Exercise → Write out every line below verbatim, in the same order, with no characters added, dropped, or changed.

Information supplied →

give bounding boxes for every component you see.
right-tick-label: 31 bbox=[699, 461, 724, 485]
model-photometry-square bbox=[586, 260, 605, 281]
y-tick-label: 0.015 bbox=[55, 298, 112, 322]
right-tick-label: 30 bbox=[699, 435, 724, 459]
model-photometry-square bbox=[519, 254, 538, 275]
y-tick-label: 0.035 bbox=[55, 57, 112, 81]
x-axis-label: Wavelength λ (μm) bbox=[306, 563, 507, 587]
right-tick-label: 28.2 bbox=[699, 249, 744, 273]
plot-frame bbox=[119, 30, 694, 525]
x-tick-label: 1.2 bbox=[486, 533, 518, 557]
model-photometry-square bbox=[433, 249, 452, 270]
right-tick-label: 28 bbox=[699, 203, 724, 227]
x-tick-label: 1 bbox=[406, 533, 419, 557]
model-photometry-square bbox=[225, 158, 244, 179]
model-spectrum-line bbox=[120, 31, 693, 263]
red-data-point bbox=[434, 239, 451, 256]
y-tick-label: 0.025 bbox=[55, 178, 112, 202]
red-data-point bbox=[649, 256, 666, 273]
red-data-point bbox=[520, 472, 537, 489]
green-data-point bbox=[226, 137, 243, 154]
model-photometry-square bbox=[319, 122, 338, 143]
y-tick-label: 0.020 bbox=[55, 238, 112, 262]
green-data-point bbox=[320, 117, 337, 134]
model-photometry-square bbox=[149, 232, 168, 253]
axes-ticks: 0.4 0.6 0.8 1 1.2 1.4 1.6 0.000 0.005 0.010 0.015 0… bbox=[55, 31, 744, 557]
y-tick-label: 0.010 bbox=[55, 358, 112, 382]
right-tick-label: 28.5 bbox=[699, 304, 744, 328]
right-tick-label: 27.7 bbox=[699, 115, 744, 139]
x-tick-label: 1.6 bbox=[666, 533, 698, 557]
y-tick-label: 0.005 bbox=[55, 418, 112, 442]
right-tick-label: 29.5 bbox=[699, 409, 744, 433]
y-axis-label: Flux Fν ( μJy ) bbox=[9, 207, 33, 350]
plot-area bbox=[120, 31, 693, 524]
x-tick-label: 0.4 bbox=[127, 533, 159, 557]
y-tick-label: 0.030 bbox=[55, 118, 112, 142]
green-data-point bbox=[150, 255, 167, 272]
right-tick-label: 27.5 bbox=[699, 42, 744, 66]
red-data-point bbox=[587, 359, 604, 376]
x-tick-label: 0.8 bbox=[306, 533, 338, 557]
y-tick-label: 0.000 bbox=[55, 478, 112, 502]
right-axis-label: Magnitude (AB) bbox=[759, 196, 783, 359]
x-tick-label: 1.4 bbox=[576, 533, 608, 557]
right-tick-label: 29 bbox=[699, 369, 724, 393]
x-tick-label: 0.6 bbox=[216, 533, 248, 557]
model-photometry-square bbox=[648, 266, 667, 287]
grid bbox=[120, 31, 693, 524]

Solution →
give bounding boxes for every component you see.
right-tick-label: 31 bbox=[699, 461, 724, 485]
model-photometry-square bbox=[586, 260, 605, 281]
y-tick-label: 0.015 bbox=[55, 298, 112, 322]
right-tick-label: 30 bbox=[699, 435, 724, 459]
model-photometry-square bbox=[519, 254, 538, 275]
y-tick-label: 0.035 bbox=[55, 57, 112, 81]
x-axis-label: Wavelength λ (μm) bbox=[306, 563, 507, 587]
right-tick-label: 28.2 bbox=[699, 249, 744, 273]
plot-frame bbox=[119, 30, 694, 525]
x-tick-label: 1.2 bbox=[486, 533, 518, 557]
model-photometry-square bbox=[433, 249, 452, 270]
right-tick-label: 28 bbox=[699, 203, 724, 227]
x-tick-label: 1 bbox=[406, 533, 419, 557]
model-photometry-square bbox=[225, 158, 244, 179]
model-spectrum-line bbox=[120, 31, 693, 263]
red-data-point bbox=[434, 239, 451, 256]
y-tick-label: 0.025 bbox=[55, 178, 112, 202]
red-data-point bbox=[649, 256, 666, 273]
red-data-point bbox=[520, 472, 537, 489]
green-data-point bbox=[226, 137, 243, 154]
model-photometry-square bbox=[319, 122, 338, 143]
y-tick-label: 0.020 bbox=[55, 238, 112, 262]
green-data-point bbox=[320, 117, 337, 134]
model-photometry-square bbox=[149, 232, 168, 253]
axes-ticks: 0.4 0.6 0.8 1 1.2 1.4 1.6 0.000 0.005 0.010 0.015 0… bbox=[55, 31, 744, 557]
y-tick-label: 0.010 bbox=[55, 358, 112, 382]
right-tick-label: 28.5 bbox=[699, 304, 744, 328]
right-tick-label: 27.7 bbox=[699, 115, 744, 139]
x-tick-label: 1.6 bbox=[666, 533, 698, 557]
y-tick-label: 0.005 bbox=[55, 418, 112, 442]
right-tick-label: 29.5 bbox=[699, 409, 744, 433]
y-axis-label: Flux Fν ( μJy ) bbox=[9, 207, 33, 350]
plot-area bbox=[120, 31, 693, 524]
x-tick-label: 0.4 bbox=[127, 533, 159, 557]
y-tick-label: 0.030 bbox=[55, 118, 112, 142]
green-data-point bbox=[150, 255, 167, 272]
right-tick-label: 27.5 bbox=[699, 42, 744, 66]
red-data-point bbox=[587, 359, 604, 376]
x-tick-label: 0.8 bbox=[306, 533, 338, 557]
y-tick-label: 0.000 bbox=[55, 478, 112, 502]
right-axis-label: Magnitude (AB) bbox=[759, 196, 783, 359]
x-tick-label: 1.4 bbox=[576, 533, 608, 557]
right-tick-label: 29 bbox=[699, 369, 724, 393]
x-tick-label: 0.6 bbox=[216, 533, 248, 557]
model-photometry-square bbox=[648, 266, 667, 287]
grid bbox=[120, 31, 693, 524]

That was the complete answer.